> RAW RECORDS:
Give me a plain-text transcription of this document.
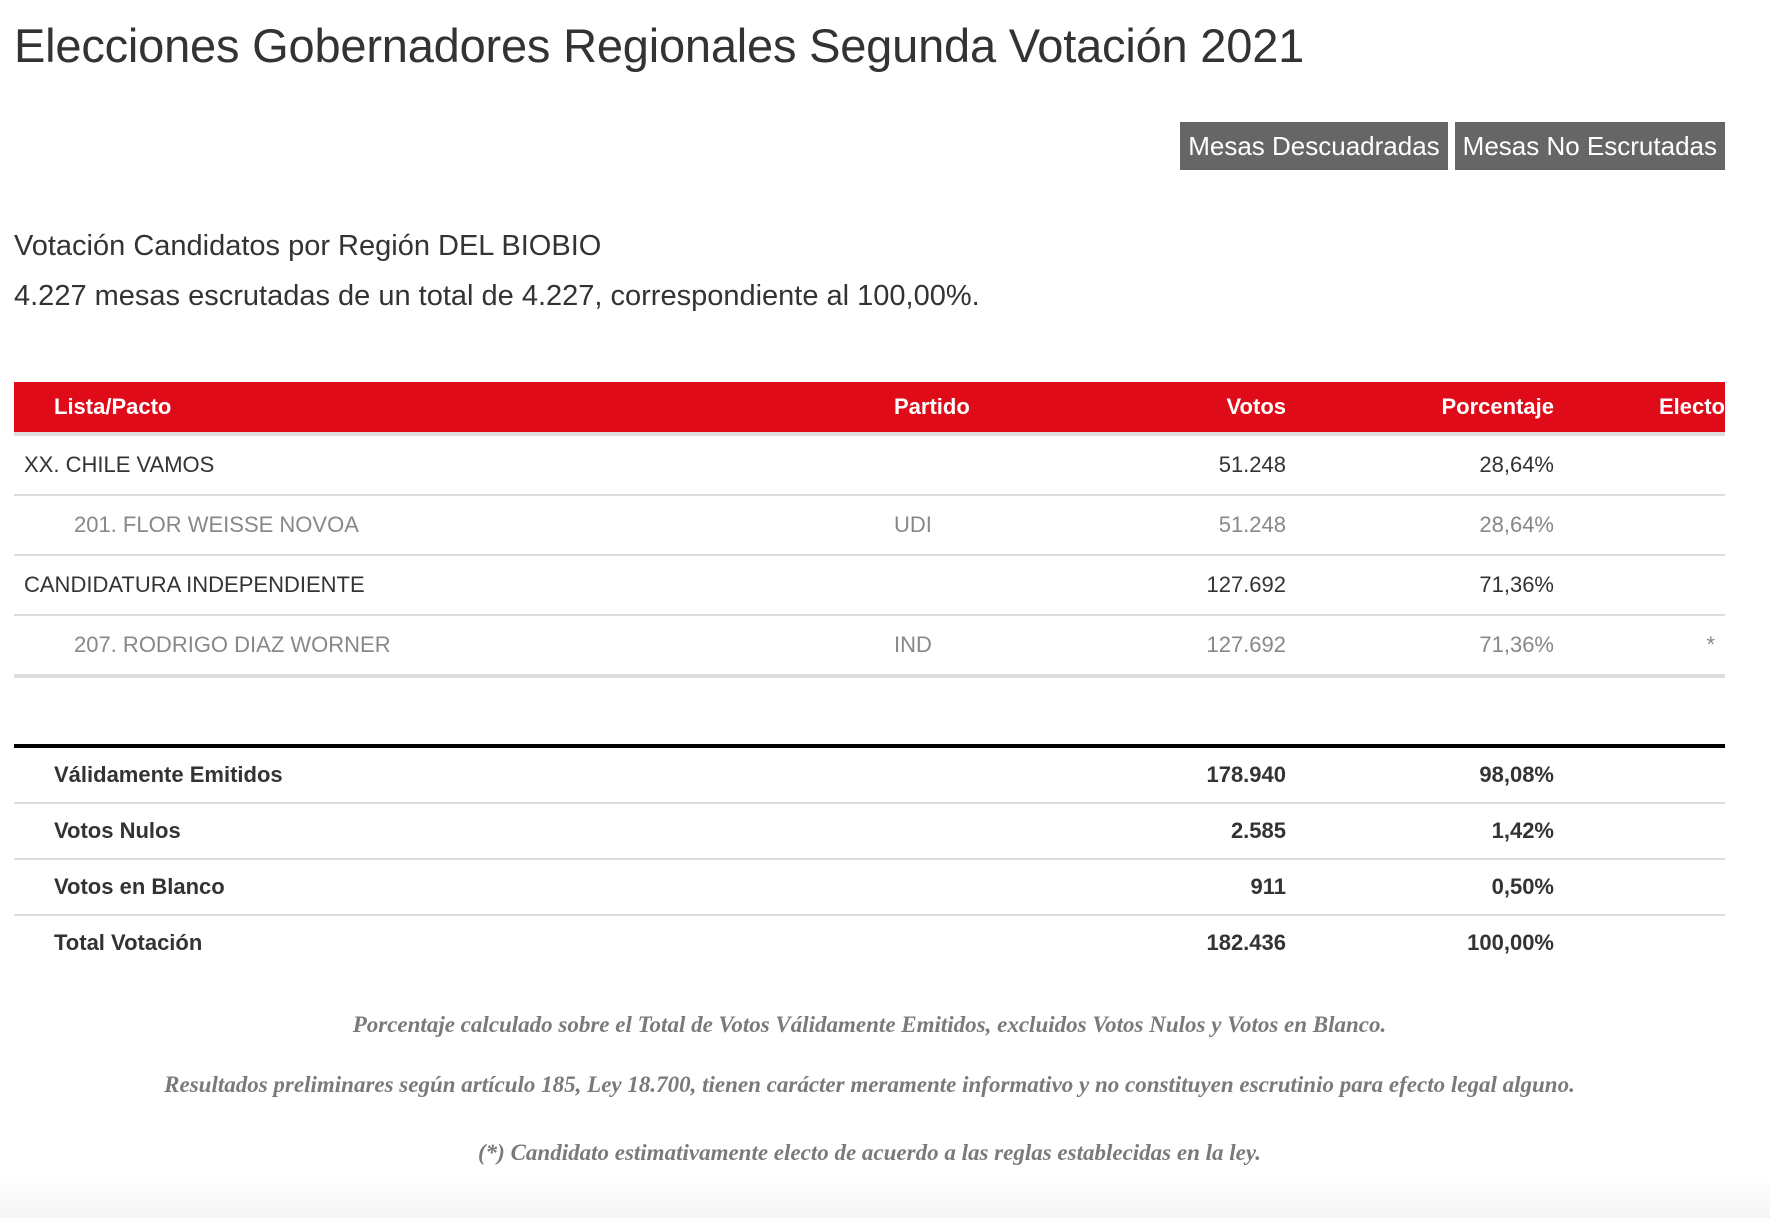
Elecciones Gobernadores Regionales Segunda Votación 2021
Mesas Descuadradas Mesas No Escrutadas
Votación Candidatos por Región DEL BIOBIO
4.227 mesas escrutadas de un total de 4.227, correspondiente al 100,00%.
Lista/Pacto	Partido	Votos	Porcentaje	Electo
XX. CHILE VAMOS		51.248	28,64%	
201. FLOR WEISSE NOVOA	UDI	51.248	28,64%	
CANDIDATURA INDEPENDIENTE		127.692	71,36%	
207. RODRIGO DIAZ WORNER	IND	127.692	71,36%	*
Válidamente Emitidos	178.940	98,08%	
Votos Nulos	2.585	1,42%	
Votos en Blanco	911	0,50%	
Total Votación	182.436	100,00%	

Porcentaje calculado sobre el Total de Votos Válidamente Emitidos, excluidos Votos Nulos y Votos en Blanco.

Resultados preliminares según artículo 185, Ley 18.700, tienen carácter meramente informativo y no constituyen escrutinio para efecto legal alguno.

(*) Candidato estimativamente electo de acuerdo a las reglas establecidas en la ley.
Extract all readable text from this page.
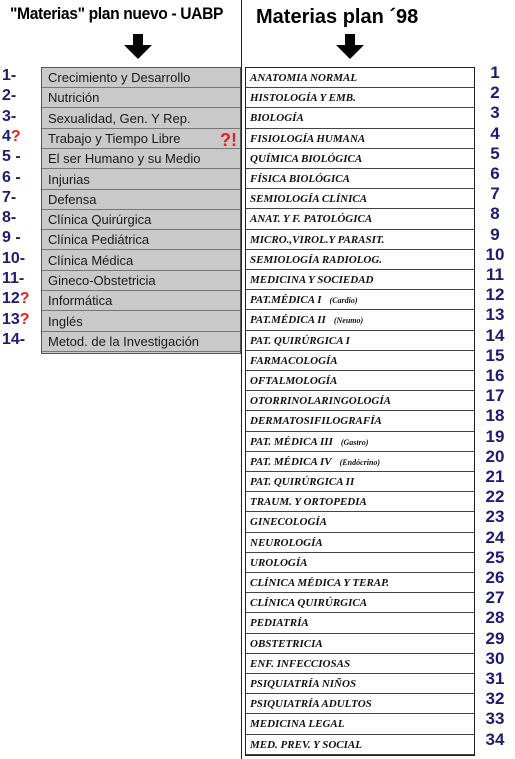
"Materias" plan nuevo - UABP Materias plan ´98
1-
2-
3-
4?
5 -
6 -
7-
8-
9 -
10-
11-
12?
13?
14-
Crecimiento y Desarrollo
Nutrición
Sexualidad, Gen. Y Rep.
Trabajo y Tiempo Libre
El ser Humano y su Medio
Injurias
Defensa
Clínica Quirúrgica
Clínica Pediátrica
Clínica Médica
Gineco-Obstetricia
Informática
Inglés
Metod. de la Investigación
?!
ANATOMIA NORMAL
HISTOLOGÍA Y EMB.
BIOLOGÍA
FISIOLOGÍA HUMANA
QUÍMICA BIOLÓGICA
FÍSICA BIOLÓGICA
SEMIOLOGÍA CLÍNICA
ANAT. Y F. PATOLÓGICA
MICRO.,VIROL.Y PARASIT.
SEMIOLOGÍA RADIOLOG.
MEDICINA Y SOCIEDAD
PAT.MÉDICA I (Cardio)
PAT.MÉDICA II (Neumo)
PAT. QUIRÚRGICA I
FARMACOLOGÍA
OFTALMOLOGÍA
OTORRINOLARINGOLOGÍA
DERMATOSIFILOGRAFÍA
PAT. MÉDICA III (Gastro)
PAT. MÉDICA IV (Endócrino)
PAT. QUIRÚRGICA II
TRAUM. Y ORTOPEDIA
GINECOLOGÍA
NEUROLOGÍA
UROLOGÍA
CLÍNICA MÉDICA Y TERAP.
CLÍNICA QUIRÚRGICA
PEDIATRÍA
OBSTETRICIA
ENF. INFECCIOSAS
PSIQUIATRÍA NIÑOS
PSIQUIATRÍA ADULTOS
MEDICINA LEGAL
MED. PREV. Y SOCIAL
1
2
3
4
5
6
7
8
9
10
11
12
13
14
15
16
17
18
19
20
21
22
23
24
25
26
27
28
29
30
31
32
33
34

> REQUIREMENT: Reproduce all of the data exactly; the pictures do not belong in the copy.

> EXERCISE ANSWER:
Give me a plain-text transcription of this document.
Elecciones Gobernadores Regionales Segunda Votación 2021
Mesas Descuadradas Mesas No Escrutadas
Votación Candidatos por Región DEL BIOBIO
4.227 mesas escrutadas de un total de 4.227, correspondiente al 100,00%.
Lista/Pacto	Partido	Votos	Porcentaje	Electo
XX. CHILE VAMOS		51.248	28,64%	
201. FLOR WEISSE NOVOA	UDI	51.248	28,64%	
CANDIDATURA INDEPENDIENTE		127.692	71,36%	
207. RODRIGO DIAZ WORNER	IND	127.692	71,36%	*
Válidamente Emitidos	178.940	98,08%	
Votos Nulos	2.585	1,42%	
Votos en Blanco	911	0,50%	
Total Votación	182.436	100,00%	

Porcentaje calculado sobre el Total de Votos Válidamente Emitidos, excluidos Votos Nulos y Votos en Blanco.

Resultados preliminares según artículo 185, Ley 18.700, tienen carácter meramente informativo y no constituyen escrutinio para efecto legal alguno.

(*) Candidato estimativamente electo de acuerdo a las reglas establecidas en la ley.
Extract all readable text from this page.
"Materias" plan nuevo - UABP Materias plan ´98
1-
2-
3-
4?
5 -
6 -
7-
8-
9 -
10-
11-
12?
13?
14-
Crecimiento y Desarrollo
Nutrición
Sexualidad, Gen. Y Rep.
Trabajo y Tiempo Libre
El ser Humano y su Medio
Injurias
Defensa
Clínica Quirúrgica
Clínica Pediátrica
Clínica Médica
Gineco-Obstetricia
Informática
Inglés
Metod. de la Investigación
?!
ANATOMIA NORMAL
HISTOLOGÍA Y EMB.
BIOLOGÍA
FISIOLOGÍA HUMANA
QUÍMICA BIOLÓGICA
FÍSICA BIOLÓGICA
SEMIOLOGÍA CLÍNICA
ANAT. Y F. PATOLÓGICA
MICRO.,VIROL.Y PARASIT.
SEMIOLOGÍA RADIOLOG.
MEDICINA Y SOCIEDAD
PAT.MÉDICA I (Cardio)
PAT.MÉDICA II (Neumo)
PAT. QUIRÚRGICA I
FARMACOLOGÍA
OFTALMOLOGÍA
OTORRINOLARINGOLOGÍA
DERMATOSIFILOGRAFÍA
PAT. MÉDICA III (Gastro)
PAT. MÉDICA IV (Endócrino)
PAT. QUIRÚRGICA II
TRAUM. Y ORTOPEDIA
GINECOLOGÍA
NEUROLOGÍA
UROLOGÍA
CLÍNICA MÉDICA Y TERAP.
CLÍNICA QUIRÚRGICA
PEDIATRÍA
OBSTETRICIA
ENF. INFECCIOSAS
PSIQUIATRÍA NIÑOS
PSIQUIATRÍA ADULTOS
MEDICINA LEGAL
MED. PREV. Y SOCIAL
1
2
3
4
5
6
7
8
9
10
11
12
13
14
15
16
17
18
19
20
21
22
23
24
25
26
27
28
29
30
31
32
33
34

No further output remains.